#### [INPUT FOR THIS TASK]

__________

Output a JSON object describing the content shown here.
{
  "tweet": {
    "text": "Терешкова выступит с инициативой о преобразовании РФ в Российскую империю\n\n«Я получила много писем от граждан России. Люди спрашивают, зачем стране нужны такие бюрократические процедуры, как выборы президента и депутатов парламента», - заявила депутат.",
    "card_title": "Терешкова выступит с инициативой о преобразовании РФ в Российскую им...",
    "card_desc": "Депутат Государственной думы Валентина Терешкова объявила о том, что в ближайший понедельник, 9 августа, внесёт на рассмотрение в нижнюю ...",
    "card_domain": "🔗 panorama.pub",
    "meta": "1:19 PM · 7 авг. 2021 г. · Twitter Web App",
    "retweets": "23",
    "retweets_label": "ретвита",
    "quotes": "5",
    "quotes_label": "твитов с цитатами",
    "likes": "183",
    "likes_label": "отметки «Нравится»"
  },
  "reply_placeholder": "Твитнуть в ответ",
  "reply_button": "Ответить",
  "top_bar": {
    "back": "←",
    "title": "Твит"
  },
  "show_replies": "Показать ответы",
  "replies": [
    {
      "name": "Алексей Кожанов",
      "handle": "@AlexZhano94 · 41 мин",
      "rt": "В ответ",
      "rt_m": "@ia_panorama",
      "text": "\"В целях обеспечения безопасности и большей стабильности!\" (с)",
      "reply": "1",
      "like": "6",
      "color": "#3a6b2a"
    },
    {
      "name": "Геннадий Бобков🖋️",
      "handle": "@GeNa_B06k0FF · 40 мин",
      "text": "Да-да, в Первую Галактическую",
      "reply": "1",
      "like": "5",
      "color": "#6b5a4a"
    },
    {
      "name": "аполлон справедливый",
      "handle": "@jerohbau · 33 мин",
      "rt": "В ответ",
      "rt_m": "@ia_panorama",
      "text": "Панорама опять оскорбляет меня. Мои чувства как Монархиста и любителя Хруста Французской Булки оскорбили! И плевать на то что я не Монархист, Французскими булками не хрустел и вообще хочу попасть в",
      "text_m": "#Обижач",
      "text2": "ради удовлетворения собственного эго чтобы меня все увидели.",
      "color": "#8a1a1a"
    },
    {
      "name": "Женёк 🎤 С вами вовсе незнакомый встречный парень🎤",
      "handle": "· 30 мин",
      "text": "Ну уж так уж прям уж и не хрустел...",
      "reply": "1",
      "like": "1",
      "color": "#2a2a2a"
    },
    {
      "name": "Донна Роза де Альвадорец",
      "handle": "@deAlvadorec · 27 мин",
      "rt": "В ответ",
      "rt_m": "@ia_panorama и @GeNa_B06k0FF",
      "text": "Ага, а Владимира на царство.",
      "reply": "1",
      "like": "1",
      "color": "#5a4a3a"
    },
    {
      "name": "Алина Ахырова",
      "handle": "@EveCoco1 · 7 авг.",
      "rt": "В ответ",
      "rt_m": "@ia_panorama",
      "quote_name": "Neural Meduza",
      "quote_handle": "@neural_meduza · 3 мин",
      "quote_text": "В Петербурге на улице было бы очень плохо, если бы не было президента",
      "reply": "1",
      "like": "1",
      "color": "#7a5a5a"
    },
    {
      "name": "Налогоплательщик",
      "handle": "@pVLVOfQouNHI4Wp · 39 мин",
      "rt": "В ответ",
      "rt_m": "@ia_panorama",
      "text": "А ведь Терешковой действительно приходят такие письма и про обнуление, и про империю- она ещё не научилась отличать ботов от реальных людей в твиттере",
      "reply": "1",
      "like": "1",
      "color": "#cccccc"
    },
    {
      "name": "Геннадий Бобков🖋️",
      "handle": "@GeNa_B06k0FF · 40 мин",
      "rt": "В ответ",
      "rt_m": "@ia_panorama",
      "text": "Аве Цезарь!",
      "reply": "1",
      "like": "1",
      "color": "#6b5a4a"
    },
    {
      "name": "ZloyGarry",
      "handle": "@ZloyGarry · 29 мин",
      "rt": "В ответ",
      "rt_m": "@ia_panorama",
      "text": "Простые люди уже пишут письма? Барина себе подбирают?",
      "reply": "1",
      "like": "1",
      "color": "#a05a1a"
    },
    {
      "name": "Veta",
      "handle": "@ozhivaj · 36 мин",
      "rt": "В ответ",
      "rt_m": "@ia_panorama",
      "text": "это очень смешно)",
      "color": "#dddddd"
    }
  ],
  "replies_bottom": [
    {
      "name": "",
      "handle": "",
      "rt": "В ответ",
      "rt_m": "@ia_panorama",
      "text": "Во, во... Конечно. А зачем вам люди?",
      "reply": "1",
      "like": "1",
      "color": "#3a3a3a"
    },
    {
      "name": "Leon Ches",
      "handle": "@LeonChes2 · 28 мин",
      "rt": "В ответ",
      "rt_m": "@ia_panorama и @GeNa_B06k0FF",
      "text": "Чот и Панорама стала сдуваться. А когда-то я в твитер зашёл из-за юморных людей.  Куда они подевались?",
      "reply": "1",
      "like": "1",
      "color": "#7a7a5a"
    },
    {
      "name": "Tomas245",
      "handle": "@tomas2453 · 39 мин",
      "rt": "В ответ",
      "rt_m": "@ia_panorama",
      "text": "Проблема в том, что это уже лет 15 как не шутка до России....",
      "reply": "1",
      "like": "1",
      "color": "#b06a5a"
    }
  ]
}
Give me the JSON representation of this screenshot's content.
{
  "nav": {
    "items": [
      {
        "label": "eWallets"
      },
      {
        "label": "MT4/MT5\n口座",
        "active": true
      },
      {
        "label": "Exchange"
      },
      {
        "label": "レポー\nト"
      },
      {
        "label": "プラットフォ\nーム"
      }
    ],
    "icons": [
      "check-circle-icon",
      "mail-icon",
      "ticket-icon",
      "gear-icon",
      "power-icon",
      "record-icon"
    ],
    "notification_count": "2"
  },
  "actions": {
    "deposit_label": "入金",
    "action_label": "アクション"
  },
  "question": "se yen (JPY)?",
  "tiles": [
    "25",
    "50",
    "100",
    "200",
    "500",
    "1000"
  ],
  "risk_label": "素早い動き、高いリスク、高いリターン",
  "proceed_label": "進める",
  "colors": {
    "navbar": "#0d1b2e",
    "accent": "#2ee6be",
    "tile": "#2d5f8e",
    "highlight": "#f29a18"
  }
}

__________

#### [WRITTEN TASK]
Find each line in the records holding the string "инициативой" and show it.

#### [FINISHED TASK]
    "text": "Терешкова выступит с инициативой о преобразовании РФ в Российскую империю\n\n«Я получила много писем от граждан России. Люди спрашивают, зачем стране нужны такие бюрократические процедуры, как выборы президента и депутатов парламента», - заявила депутат.",
    "card_title": "Терешкова выступит с инициативой о преобразовании РФ в Российскую им...",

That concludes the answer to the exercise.